» **KERJAKAN BERIKUT INI**:
#1 Sebutkan semua hal tentang kehidupan yang menurut tulisan tentang Uma' selalu diberikan Uma' kepada penulis.
#2 Tolong tuliskan kembali tanpa perubahan bagian tulisan tentang Uma' yang dibuka dengan kata-kata "Sekarang anak-anakmu sudah" dan ditutup dengan "pernah berhenti mengurusku.".

SAYANG
UMA’
Da’
Lengkang de Panas Da’ Lapok de’Ujan
(Besame
Cik Surdia)
Uma’,
begitulah aku beserta kakak, abang dan adikku memanggil ibu kami. Kami begitu
hormat dan bangga pada beliau, uma’
selalu berusaha melakukan yang terbaik untuk kami sekeluarga. Terasa masih kemarin pagi kami berada dalam buaianmu,
merasakan lembutnya kasih sayang asuhanmu.
Sekarang anak-anakmu sudah dewasa dan tinggal terpisah jauh darimu, termasuk
diriku sendiri.
Disaat aku sudah dianggap mampu
hidup mandiri, dan sudah menjadi orang
tua dalam keluarga kecilku, uma’
tetap tidak pernah berhenti mengurusku.
Pesan, nasehat, pandangan dan ajaran tentang kehidupan selalu beliau
berikan, supaya aku selalu tegar
menajalani kehidupan ini. Itulah yang membuat aku merasakan ingin dekat dan
selalu bertemu dengannya. Berjumpa dengan beliau bukan hanya ingin mendengarkan beliau kembali cerita tentang kisah-kisahku tempo
dahulu disaat kami masih kecil. Namun uma’
adalah tempat mengadu, tempat aku menceritakan tentang kehidupanku masa ini dan yang akan
datang.

» **DATA YANG DIBERIKAN**:
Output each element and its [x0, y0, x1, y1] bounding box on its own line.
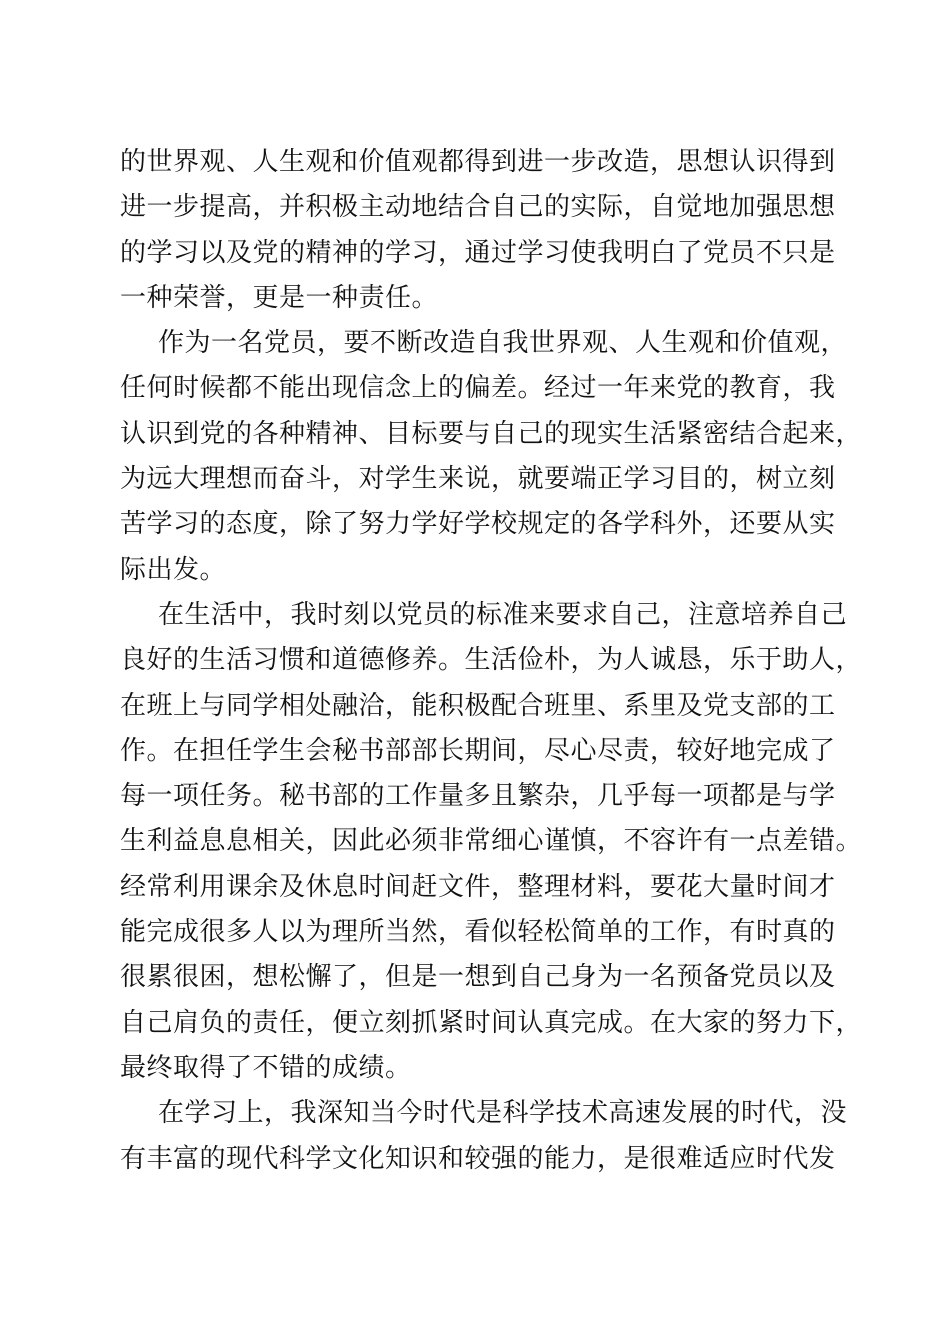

» **JAWABAN LENGKAP**:
#1 Pesan, nasehat, pandangan, dan ajaran.

#2
Sekarang anak-anakmu sudah dewasa dan tinggal terpisah jauh darimu, termasuk
diriku sendiri.
Disaat aku sudah dianggap mampu
hidup mandiri, dan sudah menjadi orang
tua dalam keluarga kecilku, uma’
tetap tidak pernah berhenti mengurusku.